- **Do this**:
Transcribe the records below exactly as they appear, omitting any pictures.

──────── The input ────────

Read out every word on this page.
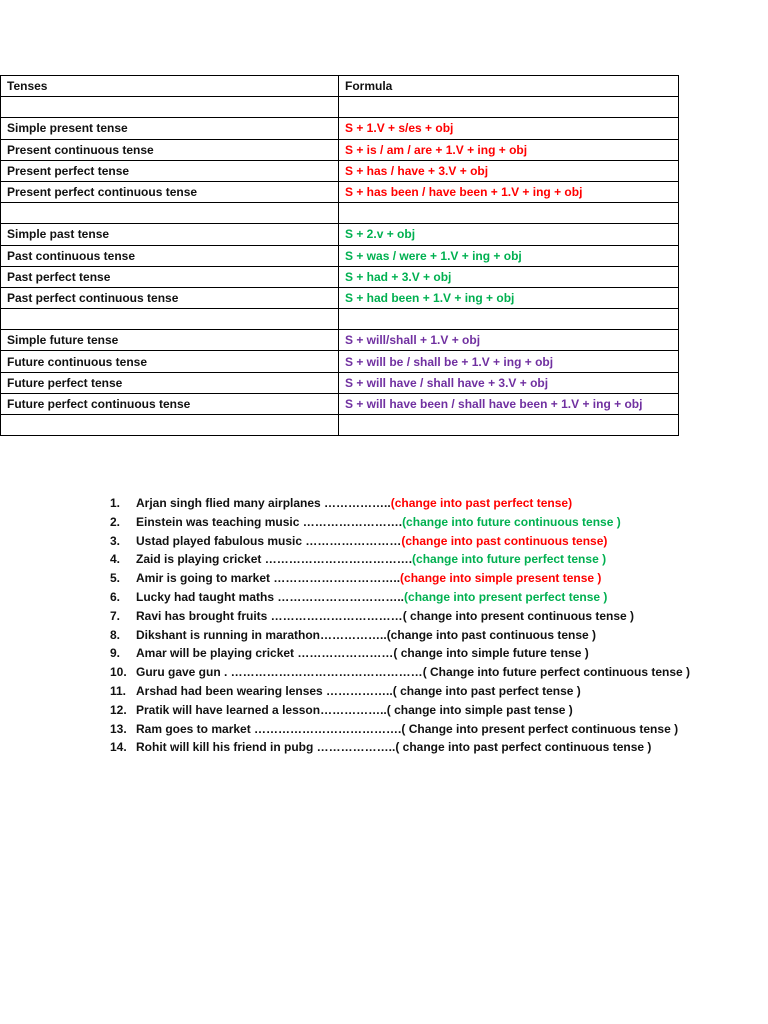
Tenses	Formula

Simple present tense	S + 1.V + s/es + obj
Present continuous tense	S + is / am / are + 1.V + ing + obj
Present perfect tense	S + has / have + 3.V + obj
Present perfect continuous tense	S + has been / have been + 1.V + ing + obj

Simple past tense	S + 2.v + obj
Past continuous tense	S + was / were + 1.V + ing + obj
Past perfect tense	S + had + 3.V + obj
Past perfect continuous tense	S + had been + 1.V + ing + obj

Simple future tense	S + will/shall + 1.V + obj
Future continuous tense	S + will be / shall be + 1.V + ing + obj
Future perfect tense	S + will have / shall have + 3.V + obj
Future perfect continuous tense	S + will have been / shall have been + 1.V + ing + obj

1. Arjan singh flied many airplanes ……………..(change into past perfect tense)
2. Einstein was teaching music …………………….(change into future continuous tense )
3. Ustad played fabulous music ……………………(change into past continuous tense)
4. Zaid is playing cricket ……………………………….(change into future perfect tense )
5. Amir is going to market …………………………..(change into simple present tense )
6. Lucky had taught maths …………………………..(change into present perfect tense )
7. Ravi has brought fruits ……………………………( change into present continuous tense )
8. Dikshant is running in marathon……………..(change into past continuous tense )
9. Amar will be playing cricket ……………………( change into simple future tense )
10. Guru gave gun . …………………………………………( Change into future perfect continuous tense )
11. Arshad had been wearing lenses ……………..( change into past perfect tense )
12. Pratik will have learned a lesson……………..( change into simple past tense )
13. Ram goes to market ……………………………….( Change into present perfect continuous tense )
14. Rohit will kill his friend in pubg ………………..( change into past perfect continuous tense )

────────

- **Completed exercise**:
Read out every word on this page.
Tenses	Formula

Simple present tense	S + 1.V + s/es + obj
Present continuous tense	S + is / am / are + 1.V + ing + obj
Present perfect tense	S + has / have + 3.V + obj
Present perfect continuous tense	S + has been / have been + 1.V + ing + obj

Simple past tense	S + 2.v + obj
Past continuous tense	S + was / were + 1.V + ing + obj
Past perfect tense	S + had + 3.V + obj
Past perfect continuous tense	S + had been + 1.V + ing + obj

Simple future tense	S + will/shall + 1.V + obj
Future continuous tense	S + will be / shall be + 1.V + ing + obj
Future perfect tense	S + will have / shall have + 3.V + obj
Future perfect continuous tense	S + will have been / shall have been + 1.V + ing + obj

1. Arjan singh flied many airplanes ……………..(change into past perfect tense)
2. Einstein was teaching music …………………….(change into future continuous tense )
3. Ustad played fabulous music ……………………(change into past continuous tense)
4. Zaid is playing cricket ……………………………….(change into future perfect tense )
5. Amir is going to market …………………………..(change into simple present tense )
6. Lucky had taught maths …………………………..(change into present perfect tense )
7. Ravi has brought fruits ……………………………( change into present continuous tense )
8. Dikshant is running in marathon……………..(change into past continuous tense )
9. Amar will be playing cricket ……………………( change into simple future tense )
10. Guru gave gun . …………………………………………( Change into future perfect continuous tense )
11. Arshad had been wearing lenses ……………..( change into past perfect tense )
12. Pratik will have learned a lesson……………..( change into simple past tense )
13. Ram goes to market ……………………………….( Change into present perfect continuous tense )
14. Rohit will kill his friend in pubg ………………..( change into past perfect continuous tense )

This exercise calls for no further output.